### DIRECTIVE
Lines that contain the string "水性木器漆" are to be copied; leave out all others.

### ENTRIES
────────────────
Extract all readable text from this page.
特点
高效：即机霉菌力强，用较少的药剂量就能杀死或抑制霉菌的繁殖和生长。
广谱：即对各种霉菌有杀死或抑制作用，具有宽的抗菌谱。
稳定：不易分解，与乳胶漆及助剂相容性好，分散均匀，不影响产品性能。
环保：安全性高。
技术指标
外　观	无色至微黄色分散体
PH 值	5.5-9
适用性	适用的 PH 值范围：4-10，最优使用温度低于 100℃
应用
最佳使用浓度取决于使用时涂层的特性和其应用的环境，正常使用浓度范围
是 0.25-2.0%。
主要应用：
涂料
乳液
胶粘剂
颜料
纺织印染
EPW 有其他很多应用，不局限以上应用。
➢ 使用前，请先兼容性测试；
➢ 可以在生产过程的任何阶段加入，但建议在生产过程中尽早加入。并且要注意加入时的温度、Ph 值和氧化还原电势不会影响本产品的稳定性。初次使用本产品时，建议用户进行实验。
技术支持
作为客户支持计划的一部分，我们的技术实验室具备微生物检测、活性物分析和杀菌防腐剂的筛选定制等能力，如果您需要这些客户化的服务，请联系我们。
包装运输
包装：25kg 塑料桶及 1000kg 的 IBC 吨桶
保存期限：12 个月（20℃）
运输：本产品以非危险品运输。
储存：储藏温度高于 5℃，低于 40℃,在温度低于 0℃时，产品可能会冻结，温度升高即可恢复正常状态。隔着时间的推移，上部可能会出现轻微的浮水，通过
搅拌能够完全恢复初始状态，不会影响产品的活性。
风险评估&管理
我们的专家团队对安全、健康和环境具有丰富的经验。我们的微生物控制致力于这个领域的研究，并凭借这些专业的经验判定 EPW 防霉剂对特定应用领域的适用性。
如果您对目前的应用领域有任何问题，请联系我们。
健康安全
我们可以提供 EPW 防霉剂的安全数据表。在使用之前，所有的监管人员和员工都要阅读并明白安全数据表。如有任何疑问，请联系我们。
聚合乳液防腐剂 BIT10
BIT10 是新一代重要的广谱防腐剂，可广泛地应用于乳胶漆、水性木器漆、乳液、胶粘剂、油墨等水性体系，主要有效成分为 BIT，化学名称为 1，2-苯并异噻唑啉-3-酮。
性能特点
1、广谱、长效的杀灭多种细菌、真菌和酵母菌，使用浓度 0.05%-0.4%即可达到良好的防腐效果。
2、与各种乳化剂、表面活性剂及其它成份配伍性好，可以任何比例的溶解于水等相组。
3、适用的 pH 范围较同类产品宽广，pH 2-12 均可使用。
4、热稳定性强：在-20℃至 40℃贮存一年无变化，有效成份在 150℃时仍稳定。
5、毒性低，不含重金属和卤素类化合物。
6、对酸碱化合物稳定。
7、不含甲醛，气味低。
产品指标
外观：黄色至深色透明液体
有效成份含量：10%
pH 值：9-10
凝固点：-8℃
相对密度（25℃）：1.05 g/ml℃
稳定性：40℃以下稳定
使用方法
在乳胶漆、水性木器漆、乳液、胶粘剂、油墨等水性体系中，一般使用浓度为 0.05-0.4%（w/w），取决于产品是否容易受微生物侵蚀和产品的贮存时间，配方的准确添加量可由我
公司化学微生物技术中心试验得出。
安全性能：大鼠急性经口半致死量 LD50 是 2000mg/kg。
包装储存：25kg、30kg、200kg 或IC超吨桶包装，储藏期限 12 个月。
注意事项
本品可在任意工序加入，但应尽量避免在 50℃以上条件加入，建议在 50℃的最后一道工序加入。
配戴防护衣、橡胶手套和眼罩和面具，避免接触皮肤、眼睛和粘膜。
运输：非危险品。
────────────────
### THE REPLY
BIT10 是新一代重要的广谱防腐剂，可广泛地应用于乳胶漆、水性木器漆、乳液、胶粘剂、油墨等水性体系，主要有效成分为 BIT，化学名称为 1，2-苯并异噻唑啉-3-酮。
在乳胶漆、水性木器漆、乳液、胶粘剂、油墨等水性体系中，一般使用浓度为 0.05-0.4%（w/w），取决于产品是否容易受微生物侵蚀和产品的贮存时间，配方的准确添加量可由我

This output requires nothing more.